--- Task goal ---
Narrow the data below down to the lines containing "title".

--- Data for this exercise ---
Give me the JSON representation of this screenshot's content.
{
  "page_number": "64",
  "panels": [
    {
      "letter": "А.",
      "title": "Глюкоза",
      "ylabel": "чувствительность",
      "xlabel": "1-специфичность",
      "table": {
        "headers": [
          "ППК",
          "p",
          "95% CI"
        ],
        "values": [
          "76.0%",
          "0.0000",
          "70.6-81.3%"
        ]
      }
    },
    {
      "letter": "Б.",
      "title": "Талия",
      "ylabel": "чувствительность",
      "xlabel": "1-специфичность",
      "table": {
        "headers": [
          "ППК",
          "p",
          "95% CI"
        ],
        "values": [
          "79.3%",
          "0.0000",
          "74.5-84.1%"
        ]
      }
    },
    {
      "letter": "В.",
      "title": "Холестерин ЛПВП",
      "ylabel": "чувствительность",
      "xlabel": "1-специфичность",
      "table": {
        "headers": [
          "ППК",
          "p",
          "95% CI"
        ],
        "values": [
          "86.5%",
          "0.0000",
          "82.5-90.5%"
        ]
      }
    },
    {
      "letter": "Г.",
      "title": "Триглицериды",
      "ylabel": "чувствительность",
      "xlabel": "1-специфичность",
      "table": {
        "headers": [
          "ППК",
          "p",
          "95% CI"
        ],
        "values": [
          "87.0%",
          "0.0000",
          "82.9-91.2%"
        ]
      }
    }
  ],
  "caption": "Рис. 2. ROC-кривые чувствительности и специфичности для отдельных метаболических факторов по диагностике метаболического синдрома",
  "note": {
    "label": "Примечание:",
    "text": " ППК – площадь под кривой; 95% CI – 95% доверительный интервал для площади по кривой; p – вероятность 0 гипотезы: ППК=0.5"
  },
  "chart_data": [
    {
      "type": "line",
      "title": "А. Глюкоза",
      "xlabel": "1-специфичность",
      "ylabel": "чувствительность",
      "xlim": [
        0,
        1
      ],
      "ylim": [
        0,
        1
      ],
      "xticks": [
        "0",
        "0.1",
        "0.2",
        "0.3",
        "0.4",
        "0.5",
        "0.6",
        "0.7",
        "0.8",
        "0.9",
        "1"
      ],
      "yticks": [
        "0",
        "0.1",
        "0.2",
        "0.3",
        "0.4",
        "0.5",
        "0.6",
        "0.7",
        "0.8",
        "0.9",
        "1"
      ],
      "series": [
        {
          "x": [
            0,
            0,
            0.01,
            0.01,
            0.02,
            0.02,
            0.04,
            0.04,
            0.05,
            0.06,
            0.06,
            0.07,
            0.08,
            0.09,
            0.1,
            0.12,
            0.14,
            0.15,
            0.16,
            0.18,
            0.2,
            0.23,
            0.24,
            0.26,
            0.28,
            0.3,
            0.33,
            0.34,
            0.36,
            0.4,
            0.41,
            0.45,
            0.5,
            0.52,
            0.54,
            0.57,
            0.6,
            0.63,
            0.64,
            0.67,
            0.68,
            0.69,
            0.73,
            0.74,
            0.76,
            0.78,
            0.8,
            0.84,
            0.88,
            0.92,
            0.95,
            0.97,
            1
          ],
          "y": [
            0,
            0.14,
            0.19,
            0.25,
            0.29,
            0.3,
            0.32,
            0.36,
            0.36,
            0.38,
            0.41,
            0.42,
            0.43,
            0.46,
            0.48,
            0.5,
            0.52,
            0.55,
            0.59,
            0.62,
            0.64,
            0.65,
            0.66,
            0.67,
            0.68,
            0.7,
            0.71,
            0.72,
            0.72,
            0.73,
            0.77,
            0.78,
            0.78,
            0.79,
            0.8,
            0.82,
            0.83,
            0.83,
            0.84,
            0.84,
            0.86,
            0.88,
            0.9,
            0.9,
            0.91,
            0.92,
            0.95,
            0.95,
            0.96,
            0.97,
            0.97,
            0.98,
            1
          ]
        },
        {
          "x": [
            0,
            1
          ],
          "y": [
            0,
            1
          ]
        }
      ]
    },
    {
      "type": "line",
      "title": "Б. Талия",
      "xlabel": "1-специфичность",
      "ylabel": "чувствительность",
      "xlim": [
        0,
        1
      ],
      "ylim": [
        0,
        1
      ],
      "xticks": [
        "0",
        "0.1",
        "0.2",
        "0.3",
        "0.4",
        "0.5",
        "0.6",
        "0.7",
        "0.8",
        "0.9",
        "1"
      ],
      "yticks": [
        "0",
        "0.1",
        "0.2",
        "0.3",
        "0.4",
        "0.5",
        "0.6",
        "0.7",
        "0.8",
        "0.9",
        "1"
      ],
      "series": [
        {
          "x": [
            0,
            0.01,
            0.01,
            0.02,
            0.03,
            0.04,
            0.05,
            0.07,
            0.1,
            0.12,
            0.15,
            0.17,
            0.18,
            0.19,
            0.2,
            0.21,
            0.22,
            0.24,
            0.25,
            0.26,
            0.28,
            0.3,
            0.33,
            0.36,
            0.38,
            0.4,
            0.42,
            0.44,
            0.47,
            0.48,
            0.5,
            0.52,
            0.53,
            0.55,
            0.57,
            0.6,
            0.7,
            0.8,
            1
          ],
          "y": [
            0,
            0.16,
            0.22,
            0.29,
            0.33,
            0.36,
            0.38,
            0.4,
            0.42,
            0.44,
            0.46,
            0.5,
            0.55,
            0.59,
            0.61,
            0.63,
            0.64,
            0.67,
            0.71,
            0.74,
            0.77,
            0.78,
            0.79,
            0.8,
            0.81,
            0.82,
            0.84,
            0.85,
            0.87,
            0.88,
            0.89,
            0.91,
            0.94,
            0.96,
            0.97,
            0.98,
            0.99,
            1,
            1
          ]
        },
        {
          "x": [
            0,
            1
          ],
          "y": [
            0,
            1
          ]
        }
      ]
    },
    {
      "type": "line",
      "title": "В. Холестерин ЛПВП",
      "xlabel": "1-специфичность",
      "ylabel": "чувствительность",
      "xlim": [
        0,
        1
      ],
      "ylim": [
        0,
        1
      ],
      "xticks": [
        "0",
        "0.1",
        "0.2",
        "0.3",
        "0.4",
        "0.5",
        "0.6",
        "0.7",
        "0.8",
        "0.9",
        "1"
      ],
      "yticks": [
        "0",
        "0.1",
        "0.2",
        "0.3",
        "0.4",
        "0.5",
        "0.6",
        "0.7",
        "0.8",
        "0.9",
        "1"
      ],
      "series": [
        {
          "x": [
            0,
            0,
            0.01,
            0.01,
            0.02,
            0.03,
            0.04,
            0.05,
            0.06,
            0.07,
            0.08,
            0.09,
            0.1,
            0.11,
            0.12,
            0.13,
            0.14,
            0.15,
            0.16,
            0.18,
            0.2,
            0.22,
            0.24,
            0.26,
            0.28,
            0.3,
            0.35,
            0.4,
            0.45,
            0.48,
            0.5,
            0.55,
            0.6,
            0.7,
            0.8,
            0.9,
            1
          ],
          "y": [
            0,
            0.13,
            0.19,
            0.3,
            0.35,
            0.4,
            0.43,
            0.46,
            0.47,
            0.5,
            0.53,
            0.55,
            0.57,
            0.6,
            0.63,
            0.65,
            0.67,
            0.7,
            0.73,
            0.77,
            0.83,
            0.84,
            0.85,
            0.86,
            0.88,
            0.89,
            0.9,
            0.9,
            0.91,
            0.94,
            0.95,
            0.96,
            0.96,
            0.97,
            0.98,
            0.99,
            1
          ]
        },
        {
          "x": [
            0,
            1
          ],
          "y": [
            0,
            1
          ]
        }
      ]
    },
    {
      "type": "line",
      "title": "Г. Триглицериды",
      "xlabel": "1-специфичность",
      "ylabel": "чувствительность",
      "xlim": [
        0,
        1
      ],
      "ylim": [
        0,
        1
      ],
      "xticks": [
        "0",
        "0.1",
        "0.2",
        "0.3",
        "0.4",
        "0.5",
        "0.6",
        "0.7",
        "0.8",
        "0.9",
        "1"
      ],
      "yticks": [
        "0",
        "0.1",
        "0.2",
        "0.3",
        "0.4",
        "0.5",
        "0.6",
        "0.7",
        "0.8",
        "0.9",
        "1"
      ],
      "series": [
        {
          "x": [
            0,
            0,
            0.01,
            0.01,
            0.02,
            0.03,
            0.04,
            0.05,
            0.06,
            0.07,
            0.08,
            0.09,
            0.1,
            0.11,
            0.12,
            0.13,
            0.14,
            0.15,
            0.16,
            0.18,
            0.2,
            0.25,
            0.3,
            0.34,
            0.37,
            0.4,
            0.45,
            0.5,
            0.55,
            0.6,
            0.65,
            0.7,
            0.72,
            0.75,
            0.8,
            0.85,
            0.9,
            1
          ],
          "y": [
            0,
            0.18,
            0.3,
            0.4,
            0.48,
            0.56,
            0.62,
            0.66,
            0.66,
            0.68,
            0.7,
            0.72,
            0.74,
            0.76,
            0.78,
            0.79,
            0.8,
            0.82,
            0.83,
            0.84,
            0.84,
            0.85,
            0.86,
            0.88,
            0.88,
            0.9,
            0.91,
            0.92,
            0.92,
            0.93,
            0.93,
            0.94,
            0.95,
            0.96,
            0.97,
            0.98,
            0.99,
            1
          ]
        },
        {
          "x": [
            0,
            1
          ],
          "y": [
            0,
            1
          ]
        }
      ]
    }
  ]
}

--- Full output ---
      "title": "Глюкоза",
      "title": "Талия",
      "title": "Холестерин ЛПВП",
      "title": "Триглицериды",
      "title": "А. Глюкоза",
      "title": "Б. Талия",
      "title": "В. Холестерин ЛПВП",
      "title": "Г. Триглицериды",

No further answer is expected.